[Exercise instructions]: The records should be written out in full, with nothing altered.

[Dataset records]:
____

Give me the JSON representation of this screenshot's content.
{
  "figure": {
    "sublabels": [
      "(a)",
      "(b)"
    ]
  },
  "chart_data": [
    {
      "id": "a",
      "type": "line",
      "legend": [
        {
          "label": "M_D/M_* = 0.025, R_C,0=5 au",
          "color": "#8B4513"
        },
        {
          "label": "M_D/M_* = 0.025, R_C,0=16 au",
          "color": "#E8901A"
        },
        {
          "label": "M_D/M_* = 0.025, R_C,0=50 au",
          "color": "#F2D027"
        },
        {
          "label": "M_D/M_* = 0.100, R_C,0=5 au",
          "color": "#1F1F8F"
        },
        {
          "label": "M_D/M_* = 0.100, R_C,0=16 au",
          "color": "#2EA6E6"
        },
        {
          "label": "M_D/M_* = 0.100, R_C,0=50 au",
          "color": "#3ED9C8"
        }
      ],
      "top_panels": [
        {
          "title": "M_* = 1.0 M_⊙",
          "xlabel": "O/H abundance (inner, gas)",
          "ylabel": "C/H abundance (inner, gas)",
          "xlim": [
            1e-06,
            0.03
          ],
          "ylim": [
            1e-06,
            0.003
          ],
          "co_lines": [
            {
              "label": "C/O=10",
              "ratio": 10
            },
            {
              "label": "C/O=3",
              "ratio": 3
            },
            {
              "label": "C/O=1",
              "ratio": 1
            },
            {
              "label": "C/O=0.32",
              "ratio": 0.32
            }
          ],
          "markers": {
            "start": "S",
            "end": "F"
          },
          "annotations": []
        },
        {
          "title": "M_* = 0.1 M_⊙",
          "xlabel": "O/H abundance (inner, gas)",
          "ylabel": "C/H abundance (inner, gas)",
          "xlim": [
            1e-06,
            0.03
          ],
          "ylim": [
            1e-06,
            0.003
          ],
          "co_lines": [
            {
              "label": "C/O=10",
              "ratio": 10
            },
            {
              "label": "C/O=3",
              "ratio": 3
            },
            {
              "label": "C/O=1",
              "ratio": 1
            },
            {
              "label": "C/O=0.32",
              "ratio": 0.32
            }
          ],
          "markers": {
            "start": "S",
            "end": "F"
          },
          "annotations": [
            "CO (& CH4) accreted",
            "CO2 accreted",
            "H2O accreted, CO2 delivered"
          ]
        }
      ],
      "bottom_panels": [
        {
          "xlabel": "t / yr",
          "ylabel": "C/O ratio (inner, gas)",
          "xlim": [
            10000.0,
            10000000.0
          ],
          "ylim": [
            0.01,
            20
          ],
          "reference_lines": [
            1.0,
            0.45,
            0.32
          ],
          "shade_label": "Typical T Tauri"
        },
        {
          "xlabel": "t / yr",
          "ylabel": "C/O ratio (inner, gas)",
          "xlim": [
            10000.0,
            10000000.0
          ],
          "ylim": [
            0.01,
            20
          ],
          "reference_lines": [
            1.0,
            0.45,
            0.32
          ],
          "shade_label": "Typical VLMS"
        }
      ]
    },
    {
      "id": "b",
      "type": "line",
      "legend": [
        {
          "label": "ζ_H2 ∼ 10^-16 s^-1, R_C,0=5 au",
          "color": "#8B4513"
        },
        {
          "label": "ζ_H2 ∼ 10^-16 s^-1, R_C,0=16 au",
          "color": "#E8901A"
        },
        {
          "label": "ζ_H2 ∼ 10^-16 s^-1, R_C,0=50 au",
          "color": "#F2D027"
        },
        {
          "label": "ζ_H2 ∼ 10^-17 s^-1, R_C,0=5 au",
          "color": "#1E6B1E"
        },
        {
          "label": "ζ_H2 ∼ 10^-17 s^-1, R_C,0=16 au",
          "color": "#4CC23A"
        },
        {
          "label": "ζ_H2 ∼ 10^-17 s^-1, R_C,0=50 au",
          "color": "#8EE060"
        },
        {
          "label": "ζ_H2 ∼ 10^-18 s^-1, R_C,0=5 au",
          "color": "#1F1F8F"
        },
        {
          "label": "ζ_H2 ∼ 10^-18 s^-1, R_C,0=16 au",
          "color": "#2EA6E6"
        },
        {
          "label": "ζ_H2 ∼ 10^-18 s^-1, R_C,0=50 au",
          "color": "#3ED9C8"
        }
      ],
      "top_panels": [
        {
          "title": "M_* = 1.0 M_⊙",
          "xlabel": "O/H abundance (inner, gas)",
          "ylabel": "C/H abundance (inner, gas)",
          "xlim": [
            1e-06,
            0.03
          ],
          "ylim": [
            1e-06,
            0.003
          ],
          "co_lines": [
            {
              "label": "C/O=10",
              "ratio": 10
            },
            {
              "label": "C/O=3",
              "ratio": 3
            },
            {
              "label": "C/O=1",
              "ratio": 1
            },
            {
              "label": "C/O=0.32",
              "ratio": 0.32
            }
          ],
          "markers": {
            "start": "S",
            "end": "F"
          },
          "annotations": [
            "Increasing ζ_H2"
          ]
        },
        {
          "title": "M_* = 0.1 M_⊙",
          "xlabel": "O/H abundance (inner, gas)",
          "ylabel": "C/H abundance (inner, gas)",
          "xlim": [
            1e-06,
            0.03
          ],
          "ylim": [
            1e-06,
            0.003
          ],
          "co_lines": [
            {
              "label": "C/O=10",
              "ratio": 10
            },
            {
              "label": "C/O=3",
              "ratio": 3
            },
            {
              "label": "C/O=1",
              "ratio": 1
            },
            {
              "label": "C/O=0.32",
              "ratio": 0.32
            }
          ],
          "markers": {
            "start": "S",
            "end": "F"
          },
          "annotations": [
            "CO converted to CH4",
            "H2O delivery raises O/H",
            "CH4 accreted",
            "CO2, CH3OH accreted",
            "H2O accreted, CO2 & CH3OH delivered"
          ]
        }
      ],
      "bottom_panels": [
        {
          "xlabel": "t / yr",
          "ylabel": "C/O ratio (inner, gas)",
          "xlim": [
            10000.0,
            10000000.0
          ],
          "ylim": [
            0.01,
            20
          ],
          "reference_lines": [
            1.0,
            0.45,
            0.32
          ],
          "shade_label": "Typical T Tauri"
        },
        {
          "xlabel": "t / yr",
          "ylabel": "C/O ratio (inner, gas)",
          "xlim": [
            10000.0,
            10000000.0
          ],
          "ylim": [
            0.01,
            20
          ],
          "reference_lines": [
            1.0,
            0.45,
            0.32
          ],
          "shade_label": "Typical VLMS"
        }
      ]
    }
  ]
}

____

[Response to the exercise]:
Give me the JSON representation of this screenshot's content.
{
  "figure": {
    "sublabels": [
      "(a)",
      "(b)"
    ]
  },
  "chart_data": [
    {
      "id": "a",
      "type": "line",
      "legend": [
        {
          "label": "M_D/M_* = 0.025, R_C,0=5 au",
          "color": "#8B4513"
        },
        {
          "label": "M_D/M_* = 0.025, R_C,0=16 au",
          "color": "#E8901A"
        },
        {
          "label": "M_D/M_* = 0.025, R_C,0=50 au",
          "color": "#F2D027"
        },
        {
          "label": "M_D/M_* = 0.100, R_C,0=5 au",
          "color": "#1F1F8F"
        },
        {
          "label": "M_D/M_* = 0.100, R_C,0=16 au",
          "color": "#2EA6E6"
        },
        {
          "label": "M_D/M_* = 0.100, R_C,0=50 au",
          "color": "#3ED9C8"
        }
      ],
      "top_panels": [
        {
          "title": "M_* = 1.0 M_⊙",
          "xlabel": "O/H abundance (inner, gas)",
          "ylabel": "C/H abundance (inner, gas)",
          "xlim": [
            1e-06,
            0.03
          ],
          "ylim": [
            1e-06,
            0.003
          ],
          "co_lines": [
            {
              "label": "C/O=10",
              "ratio": 10
            },
            {
              "label": "C/O=3",
              "ratio": 3
            },
            {
              "label": "C/O=1",
              "ratio": 1
            },
            {
              "label": "C/O=0.32",
              "ratio": 0.32
            }
          ],
          "markers": {
            "start": "S",
            "end": "F"
          },
          "annotations": []
        },
        {
          "title": "M_* = 0.1 M_⊙",
          "xlabel": "O/H abundance (inner, gas)",
          "ylabel": "C/H abundance (inner, gas)",
          "xlim": [
            1e-06,
            0.03
          ],
          "ylim": [
            1e-06,
            0.003
          ],
          "co_lines": [
            {
              "label": "C/O=10",
              "ratio": 10
            },
            {
              "label": "C/O=3",
              "ratio": 3
            },
            {
              "label": "C/O=1",
              "ratio": 1
            },
            {
              "label": "C/O=0.32",
              "ratio": 0.32
            }
          ],
          "markers": {
            "start": "S",
            "end": "F"
          },
          "annotations": [
            "CO (& CH4) accreted",
            "CO2 accreted",
            "H2O accreted, CO2 delivered"
          ]
        }
      ],
      "bottom_panels": [
        {
          "xlabel": "t / yr",
          "ylabel": "C/O ratio (inner, gas)",
          "xlim": [
            10000.0,
            10000000.0
          ],
          "ylim": [
            0.01,
            20
          ],
          "reference_lines": [
            1.0,
            0.45,
            0.32
          ],
          "shade_label": "Typical T Tauri"
        },
        {
          "xlabel": "t / yr",
          "ylabel": "C/O ratio (inner, gas)",
          "xlim": [
            10000.0,
            10000000.0
          ],
          "ylim": [
            0.01,
            20
          ],
          "reference_lines": [
            1.0,
            0.45,
            0.32
          ],
          "shade_label": "Typical VLMS"
        }
      ]
    },
    {
      "id": "b",
      "type": "line",
      "legend": [
        {
          "label": "ζ_H2 ∼ 10^-16 s^-1, R_C,0=5 au",
          "color": "#8B4513"
        },
        {
          "label": "ζ_H2 ∼ 10^-16 s^-1, R_C,0=16 au",
          "color": "#E8901A"
        },
        {
          "label": "ζ_H2 ∼ 10^-16 s^-1, R_C,0=50 au",
          "color": "#F2D027"
        },
        {
          "label": "ζ_H2 ∼ 10^-17 s^-1, R_C,0=5 au",
          "color": "#1E6B1E"
        },
        {
          "label": "ζ_H2 ∼ 10^-17 s^-1, R_C,0=16 au",
          "color": "#4CC23A"
        },
        {
          "label": "ζ_H2 ∼ 10^-17 s^-1, R_C,0=50 au",
          "color": "#8EE060"
        },
        {
          "label": "ζ_H2 ∼ 10^-18 s^-1, R_C,0=5 au",
          "color": "#1F1F8F"
        },
        {
          "label": "ζ_H2 ∼ 10^-18 s^-1, R_C,0=16 au",
          "color": "#2EA6E6"
        },
        {
          "label": "ζ_H2 ∼ 10^-18 s^-1, R_C,0=50 au",
          "color": "#3ED9C8"
        }
      ],
      "top_panels": [
        {
          "title": "M_* = 1.0 M_⊙",
          "xlabel": "O/H abundance (inner, gas)",
          "ylabel": "C/H abundance (inner, gas)",
          "xlim": [
            1e-06,
            0.03
          ],
          "ylim": [
            1e-06,
            0.003
          ],
          "co_lines": [
            {
              "label": "C/O=10",
              "ratio": 10
            },
            {
              "label": "C/O=3",
              "ratio": 3
            },
            {
              "label": "C/O=1",
              "ratio": 1
            },
            {
              "label": "C/O=0.32",
              "ratio": 0.32
            }
          ],
          "markers": {
            "start": "S",
            "end": "F"
          },
          "annotations": [
            "Increasing ζ_H2"
          ]
        },
        {
          "title": "M_* = 0.1 M_⊙",
          "xlabel": "O/H abundance (inner, gas)",
          "ylabel": "C/H abundance (inner, gas)",
          "xlim": [
            1e-06,
            0.03
          ],
          "ylim": [
            1e-06,
            0.003
          ],
          "co_lines": [
            {
              "label": "C/O=10",
              "ratio": 10
            },
            {
              "label": "C/O=3",
              "ratio": 3
            },
            {
              "label": "C/O=1",
              "ratio": 1
            },
            {
              "label": "C/O=0.32",
              "ratio": 0.32
            }
          ],
          "markers": {
            "start": "S",
            "end": "F"
          },
          "annotations": [
            "CO converted to CH4",
            "H2O delivery raises O/H",
            "CH4 accreted",
            "CO2, CH3OH accreted",
            "H2O accreted, CO2 & CH3OH delivered"
          ]
        }
      ],
      "bottom_panels": [
        {
          "xlabel": "t / yr",
          "ylabel": "C/O ratio (inner, gas)",
          "xlim": [
            10000.0,
            10000000.0
          ],
          "ylim": [
            0.01,
            20
          ],
          "reference_lines": [
            1.0,
            0.45,
            0.32
          ],
          "shade_label": "Typical T Tauri"
        },
        {
          "xlabel": "t / yr",
          "ylabel": "C/O ratio (inner, gas)",
          "xlim": [
            10000.0,
            10000000.0
          ],
          "ylim": [
            0.01,
            20
          ],
          "reference_lines": [
            1.0,
            0.45,
            0.32
          ],
          "shade_label": "Typical VLMS"
        }
      ]
    }
  ]
}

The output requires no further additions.